[Dataset items]
= = = =

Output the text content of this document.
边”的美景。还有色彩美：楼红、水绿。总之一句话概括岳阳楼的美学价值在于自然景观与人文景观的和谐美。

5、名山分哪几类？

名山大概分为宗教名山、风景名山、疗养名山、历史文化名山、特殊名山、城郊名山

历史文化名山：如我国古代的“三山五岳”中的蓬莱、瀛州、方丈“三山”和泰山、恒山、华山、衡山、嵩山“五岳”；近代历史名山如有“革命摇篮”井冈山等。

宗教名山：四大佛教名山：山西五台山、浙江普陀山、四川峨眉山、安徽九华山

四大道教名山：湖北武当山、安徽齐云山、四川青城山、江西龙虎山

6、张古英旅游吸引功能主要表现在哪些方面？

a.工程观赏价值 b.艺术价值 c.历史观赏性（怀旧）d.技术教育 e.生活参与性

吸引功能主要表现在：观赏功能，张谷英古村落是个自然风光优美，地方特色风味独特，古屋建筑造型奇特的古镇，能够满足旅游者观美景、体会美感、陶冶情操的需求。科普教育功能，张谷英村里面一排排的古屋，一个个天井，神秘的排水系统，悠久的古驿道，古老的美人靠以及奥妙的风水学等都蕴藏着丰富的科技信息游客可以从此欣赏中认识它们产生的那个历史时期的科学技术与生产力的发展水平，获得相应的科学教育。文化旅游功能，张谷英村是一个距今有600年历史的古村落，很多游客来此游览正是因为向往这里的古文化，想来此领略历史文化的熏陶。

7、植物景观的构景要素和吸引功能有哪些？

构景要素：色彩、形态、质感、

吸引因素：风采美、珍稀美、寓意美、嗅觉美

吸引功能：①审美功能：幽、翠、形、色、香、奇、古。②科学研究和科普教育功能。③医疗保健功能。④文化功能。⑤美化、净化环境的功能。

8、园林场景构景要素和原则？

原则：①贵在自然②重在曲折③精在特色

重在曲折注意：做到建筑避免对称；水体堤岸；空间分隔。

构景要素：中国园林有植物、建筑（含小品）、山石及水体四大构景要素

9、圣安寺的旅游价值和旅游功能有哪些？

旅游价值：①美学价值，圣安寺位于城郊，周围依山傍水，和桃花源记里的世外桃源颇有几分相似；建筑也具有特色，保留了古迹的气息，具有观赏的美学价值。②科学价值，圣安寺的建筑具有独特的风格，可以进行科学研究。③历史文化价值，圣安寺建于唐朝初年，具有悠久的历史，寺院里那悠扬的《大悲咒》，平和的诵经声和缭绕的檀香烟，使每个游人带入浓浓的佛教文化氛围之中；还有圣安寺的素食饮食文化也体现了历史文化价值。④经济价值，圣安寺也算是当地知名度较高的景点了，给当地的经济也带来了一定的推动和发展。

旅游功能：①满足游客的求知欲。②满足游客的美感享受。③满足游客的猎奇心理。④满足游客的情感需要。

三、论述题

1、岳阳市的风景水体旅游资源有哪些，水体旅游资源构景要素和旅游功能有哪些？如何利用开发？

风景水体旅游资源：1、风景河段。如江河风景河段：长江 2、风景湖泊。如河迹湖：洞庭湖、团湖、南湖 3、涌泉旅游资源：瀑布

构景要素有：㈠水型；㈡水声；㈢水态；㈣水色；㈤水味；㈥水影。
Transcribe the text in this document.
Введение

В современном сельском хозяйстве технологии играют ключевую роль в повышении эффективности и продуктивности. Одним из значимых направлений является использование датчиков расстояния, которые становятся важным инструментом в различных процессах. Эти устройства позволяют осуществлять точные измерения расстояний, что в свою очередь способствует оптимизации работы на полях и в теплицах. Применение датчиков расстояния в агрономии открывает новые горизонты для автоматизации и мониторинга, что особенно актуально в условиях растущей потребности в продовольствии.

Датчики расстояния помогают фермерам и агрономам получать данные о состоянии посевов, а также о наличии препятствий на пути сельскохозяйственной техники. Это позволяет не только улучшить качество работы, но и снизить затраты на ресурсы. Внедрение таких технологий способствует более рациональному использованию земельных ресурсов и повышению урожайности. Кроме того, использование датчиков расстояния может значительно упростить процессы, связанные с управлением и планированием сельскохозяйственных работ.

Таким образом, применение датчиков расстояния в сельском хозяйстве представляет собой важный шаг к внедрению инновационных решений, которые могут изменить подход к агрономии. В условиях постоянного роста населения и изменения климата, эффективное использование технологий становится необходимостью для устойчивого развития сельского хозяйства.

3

= = = =

Exercise description → Scan the material for lines with the word "условиях", and copy each line you find.

Answer to this task →
В современном сельском хозяйстве технологии играют ключевую роль в повышении эффективности и продуктивности. Одним из значимых направлений является использование датчиков расстояния, которые становятся важным инструментом в различных процессах. Эти устройства позволяют осуществлять точные измерения расстояний, что в свою очередь способствует оптимизации работы на полях и в теплицах. Применение датчиков расстояния в агрономии открывает новые горизонты для автоматизации и мониторинга, что особенно актуально в условиях растущей потребности в продовольствии.
Таким образом, применение датчиков расстояния в сельском хозяйстве представляет собой важный шаг к внедрению инновационных решений, которые могут изменить подход к агрономии. В условиях постоянного роста населения и изменения климата, эффективное использование технологий становится необходимостью для устойчивого развития сельского хозяйства.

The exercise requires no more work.